*Task description*.
Continue the blog post below about rain-rounded ice cobbles on the Middlebury River, starting after its last sentence.

*Text extract*.
○ ○ ○ ○ ○ ○ ○
Thursday, December 22, 2011

December Drenching Brings Ice Cobbles to River

Yesterday was a rainy day, as forecast, and as anticipated (dreaded?) in my last post.  It went about as forecast - some icing and freezing rain in the morning, followed by surprisingly heavy rain, for this time of year at least, that lasted several hours.  The headwaters of the Middlebury River picked up more than half an inch of rain - which would be insubstantial for a summer thunderstorm, but is rather unusual for late December.  Much of the ground was frozen, and the water ran off fast.  The river is running high right now.

As i expected, most of the ice in the river was ripped out.  What I did not expect was to find piles of ice, rounded like river cobbles, laying where the high water left it.





Ice is lighter than liquid water, of course, but quite hard.  I suspect that a combination of melting and smashing against rocks and other ice created these ice chunks... melting alone often accentuates corners rather than smoothing them.


These rounded 'ice cobbles' are scattered along the riverbank right now.
○ ○ ○ ○ ○ ○ ○
*Information shown*.

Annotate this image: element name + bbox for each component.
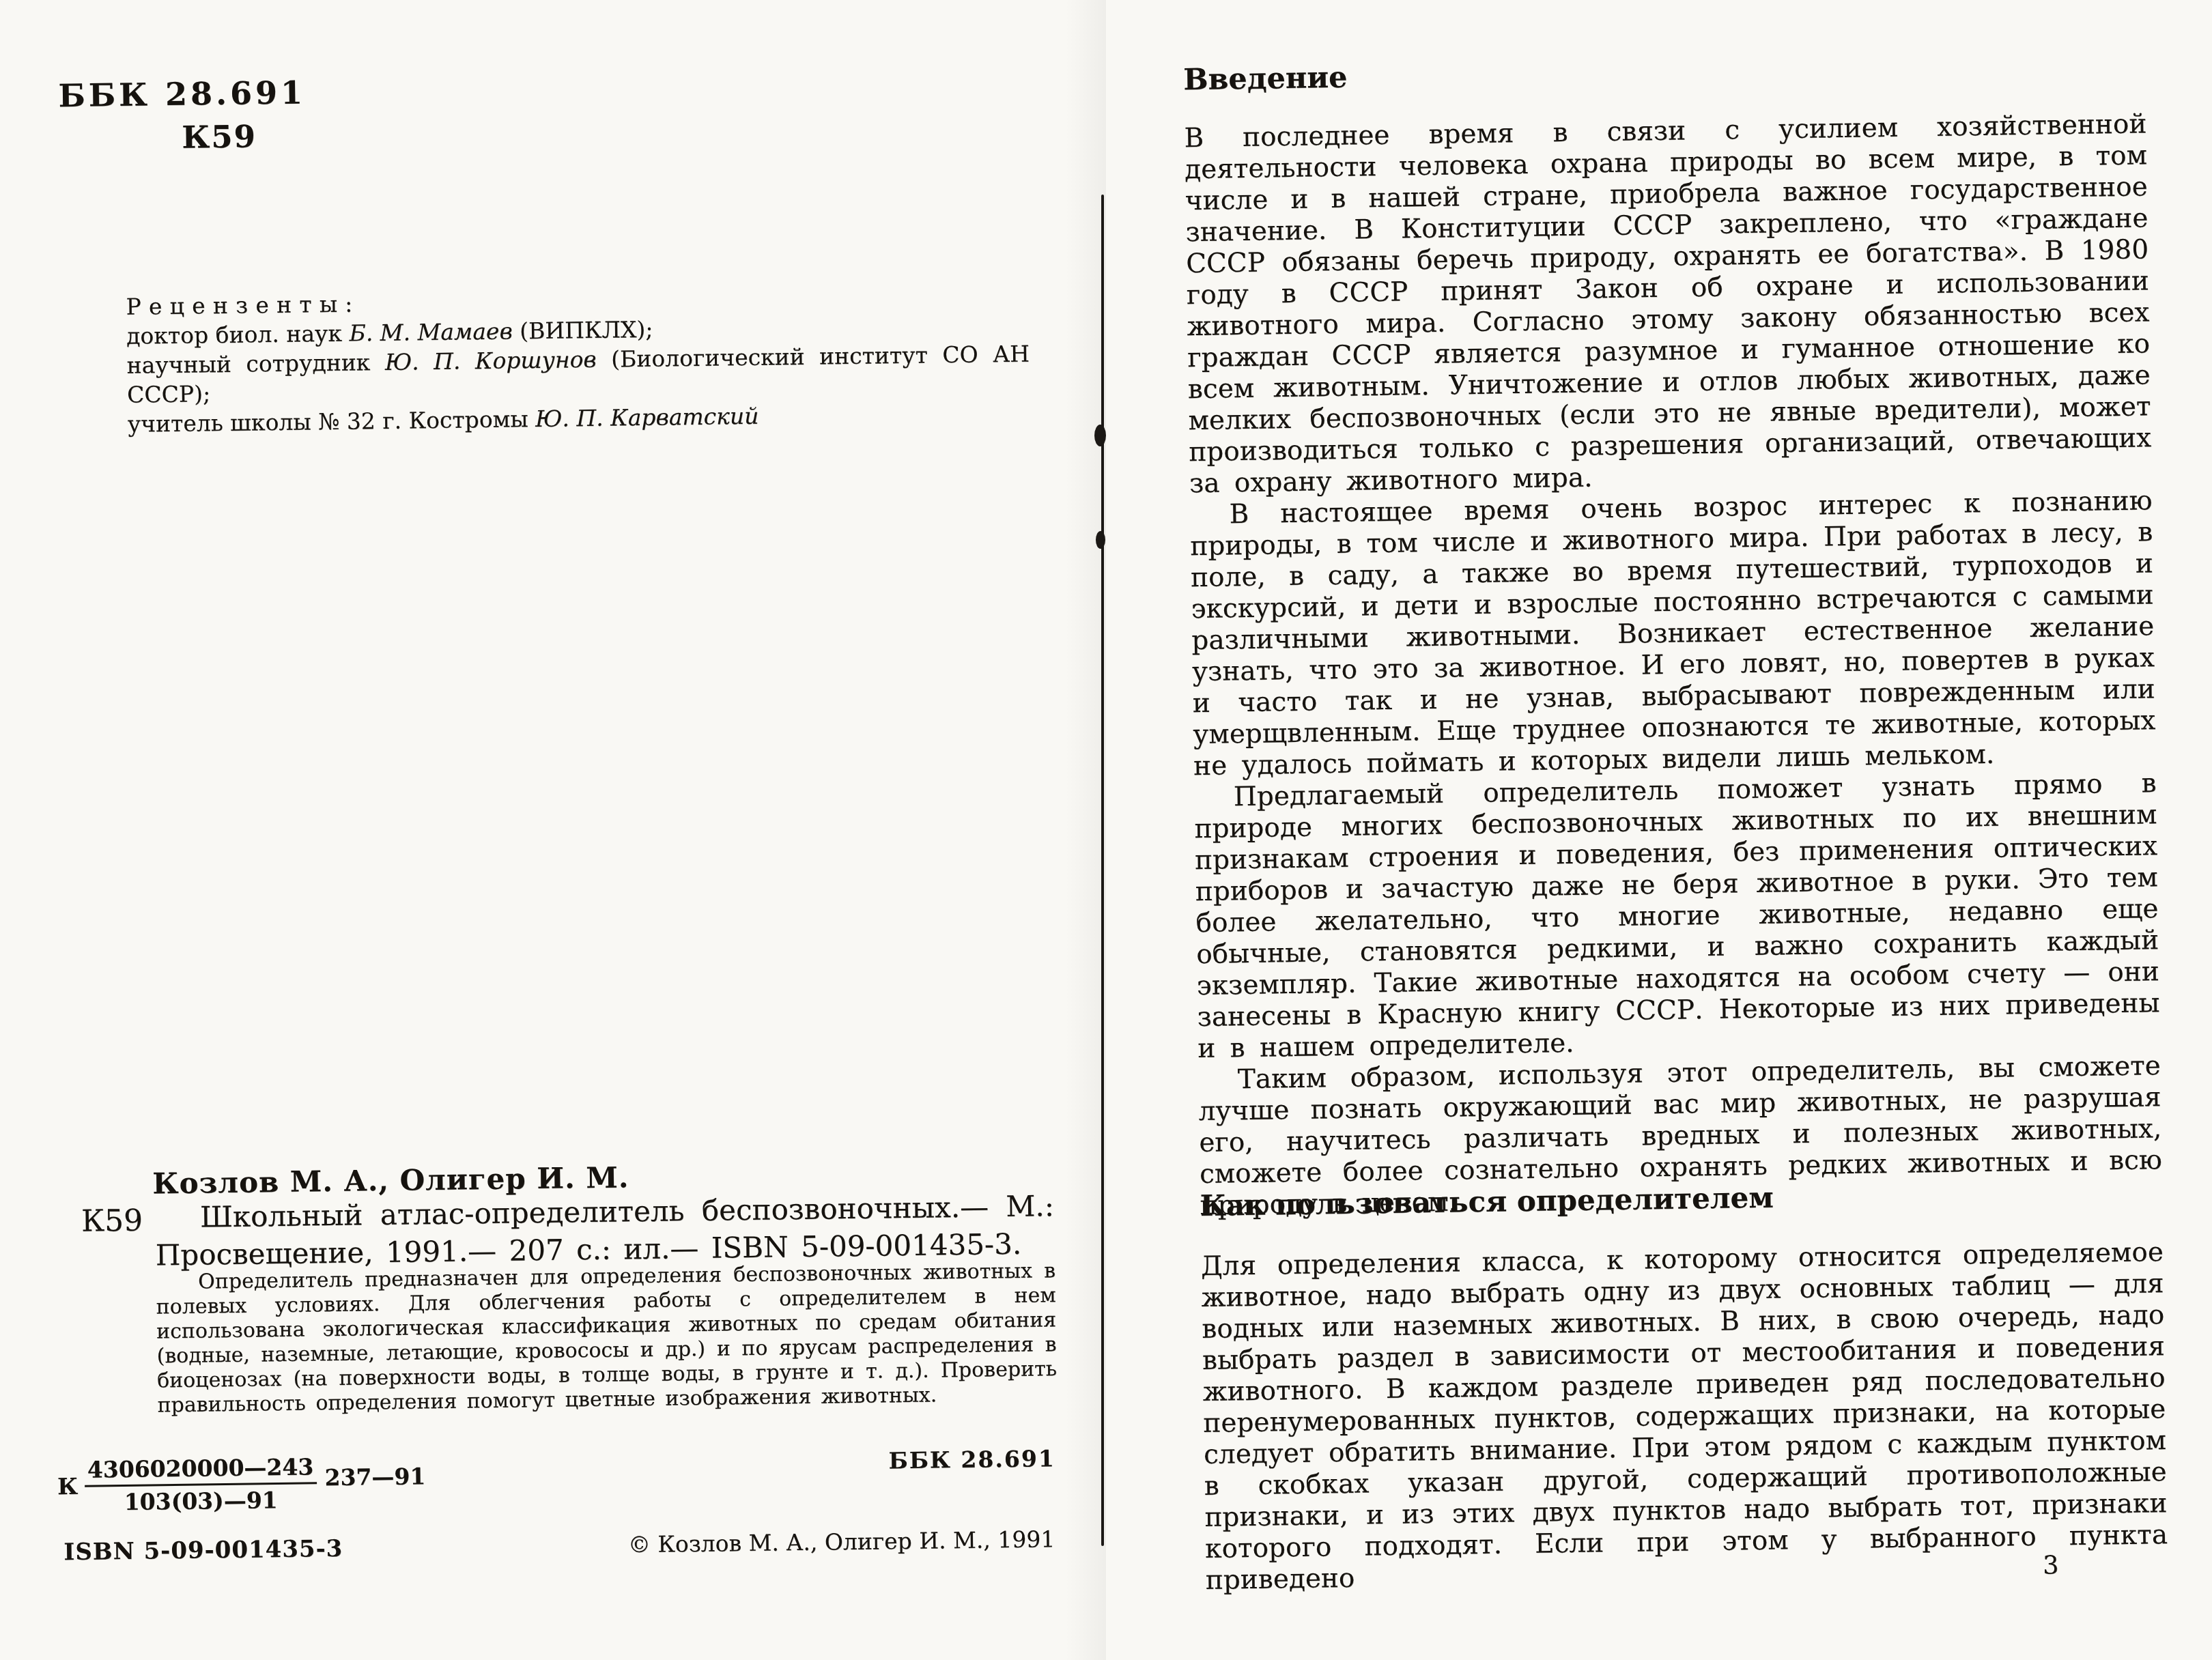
○ ○ ○ ○ ○ ○ ○
*The output*.
In some places the ice remained mostly in place:









The excessively warm weather this fall has been brought to us by an unusual jet stream pattern.  Last year at this time the jet stream was in a somewhat similar pattern, but with very different results, which I wrote about in this blog entry.  This year, so far, the jet stream has been almost as convoluted, but it has dived straight south through the Interior west, bringing dry conditions to the Pacific Northwest, unusually cold conditions from southern California through the Southwest, and far more snow to Texas, Oklahoma, New Mexico, and Kansas than to Vermont.  The jet stream then is picking up Gulf of Mexico moisture and warmth and rushing it up the East Coast into Vermont.  The forecast is for this to change to a more normal pattern, bringing small storms and average temperatures from west to east into Vermont.  This has been in the forecast several times, though, and hasn't happened, so we will see if tomorrow's forecast of 2 inches of snow holds true, and if so, if the pattern persists or if we go back to more rain, or perhaps a pattern more similar to that of last year.

We'll see!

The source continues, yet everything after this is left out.